**To be done:** Everything from the line that holds "Read out every word on this page." through the end of the data below should be output exactly, both ends included.

===============

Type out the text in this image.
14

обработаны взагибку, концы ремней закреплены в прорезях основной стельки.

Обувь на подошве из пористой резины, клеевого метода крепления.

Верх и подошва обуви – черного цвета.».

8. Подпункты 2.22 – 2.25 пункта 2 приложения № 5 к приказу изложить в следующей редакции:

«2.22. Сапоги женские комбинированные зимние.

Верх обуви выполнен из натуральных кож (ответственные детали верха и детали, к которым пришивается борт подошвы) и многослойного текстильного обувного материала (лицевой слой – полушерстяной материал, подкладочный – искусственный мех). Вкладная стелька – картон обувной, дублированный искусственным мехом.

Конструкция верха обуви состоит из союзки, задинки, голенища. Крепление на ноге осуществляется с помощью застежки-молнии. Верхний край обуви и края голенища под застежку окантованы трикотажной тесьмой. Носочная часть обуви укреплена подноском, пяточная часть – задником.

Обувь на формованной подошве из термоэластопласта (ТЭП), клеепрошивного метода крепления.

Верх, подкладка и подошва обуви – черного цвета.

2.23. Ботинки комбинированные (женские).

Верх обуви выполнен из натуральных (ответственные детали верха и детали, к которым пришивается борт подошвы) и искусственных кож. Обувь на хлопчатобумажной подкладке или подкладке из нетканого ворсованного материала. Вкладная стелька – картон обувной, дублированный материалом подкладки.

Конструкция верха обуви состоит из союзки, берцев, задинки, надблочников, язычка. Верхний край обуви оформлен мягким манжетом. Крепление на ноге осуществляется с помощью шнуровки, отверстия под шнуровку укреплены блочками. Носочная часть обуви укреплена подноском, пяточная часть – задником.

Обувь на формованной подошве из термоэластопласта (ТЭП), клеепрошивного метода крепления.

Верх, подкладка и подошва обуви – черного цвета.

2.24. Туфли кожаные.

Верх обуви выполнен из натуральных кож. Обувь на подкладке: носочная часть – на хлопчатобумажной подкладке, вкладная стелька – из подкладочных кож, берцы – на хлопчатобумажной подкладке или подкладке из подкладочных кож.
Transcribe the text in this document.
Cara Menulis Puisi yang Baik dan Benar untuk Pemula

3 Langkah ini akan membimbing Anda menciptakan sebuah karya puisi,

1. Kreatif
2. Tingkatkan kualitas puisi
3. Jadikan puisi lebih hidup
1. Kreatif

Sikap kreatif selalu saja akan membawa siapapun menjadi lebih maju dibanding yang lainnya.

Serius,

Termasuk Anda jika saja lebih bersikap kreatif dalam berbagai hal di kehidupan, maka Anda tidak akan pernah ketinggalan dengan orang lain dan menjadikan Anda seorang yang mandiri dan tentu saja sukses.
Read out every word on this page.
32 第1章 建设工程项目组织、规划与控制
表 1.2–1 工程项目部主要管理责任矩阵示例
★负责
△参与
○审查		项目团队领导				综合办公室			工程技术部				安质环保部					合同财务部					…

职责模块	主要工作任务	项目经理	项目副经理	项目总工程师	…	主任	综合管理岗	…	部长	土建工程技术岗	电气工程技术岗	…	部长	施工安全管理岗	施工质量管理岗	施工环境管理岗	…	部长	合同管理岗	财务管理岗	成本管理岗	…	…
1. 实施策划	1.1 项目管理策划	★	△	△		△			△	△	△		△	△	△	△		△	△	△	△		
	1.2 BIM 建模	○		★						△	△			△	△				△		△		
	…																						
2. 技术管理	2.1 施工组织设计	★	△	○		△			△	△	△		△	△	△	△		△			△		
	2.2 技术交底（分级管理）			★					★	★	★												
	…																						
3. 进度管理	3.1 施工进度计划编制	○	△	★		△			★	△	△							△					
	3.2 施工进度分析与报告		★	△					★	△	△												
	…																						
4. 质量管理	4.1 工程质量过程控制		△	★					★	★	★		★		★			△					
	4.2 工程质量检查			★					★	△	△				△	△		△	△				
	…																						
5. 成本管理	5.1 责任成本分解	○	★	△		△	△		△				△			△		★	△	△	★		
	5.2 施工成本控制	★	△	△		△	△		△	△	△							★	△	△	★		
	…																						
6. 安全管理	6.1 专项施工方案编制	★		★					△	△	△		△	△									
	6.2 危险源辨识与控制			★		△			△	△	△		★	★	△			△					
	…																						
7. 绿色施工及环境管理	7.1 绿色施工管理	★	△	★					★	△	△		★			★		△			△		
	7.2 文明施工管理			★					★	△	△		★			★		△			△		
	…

===============

**Task solution:**
Read out every word on this page.
32 第1章 建设工程项目组织、规划与控制
表 1.2–1 工程项目部主要管理责任矩阵示例
★负责
△参与
○审查		项目团队领导				综合办公室			工程技术部				安质环保部					合同财务部					…

职责模块	主要工作任务	项目经理	项目副经理	项目总工程师	…	主任	综合管理岗	…	部长	土建工程技术岗	电气工程技术岗	…	部长	施工安全管理岗	施工质量管理岗	施工环境管理岗	…	部长	合同管理岗	财务管理岗	成本管理岗	…	…
1. 实施策划	1.1 项目管理策划	★	△	△		△			△	△	△		△	△	△	△		△	△	△	△		
	1.2 BIM 建模	○		★						△	△			△	△				△		△		
	…																						
2. 技术管理	2.1 施工组织设计	★	△	○		△			△	△	△		△	△	△	△		△			△		
	2.2 技术交底（分级管理）			★					★	★	★												
	…																						
3. 进度管理	3.1 施工进度计划编制	○	△	★		△			★	△	△							△					
	3.2 施工进度分析与报告		★	△					★	△	△												
	…																						
4. 质量管理	4.1 工程质量过程控制		△	★					★	★	★		★		★			△					
	4.2 工程质量检查			★					★	△	△				△	△		△	△				
	…																						
5. 成本管理	5.1 责任成本分解	○	★	△		△	△		△				△			△		★	△	△	★		
	5.2 施工成本控制	★	△	△		△	△		△	△	△							★	△	△	★		
	…																						
6. 安全管理	6.1 专项施工方案编制	★		★					△	△	△		△	△									
	6.2 危险源辨识与控制			★		△			△	△	△		★	★	△			△					
	…																						
7. 绿色施工及环境管理	7.1 绿色施工管理	★	△	★					★	△	△		★			★		△			△		
	7.2 文明施工管理			★					★	△	△		★			★		△			△		
	…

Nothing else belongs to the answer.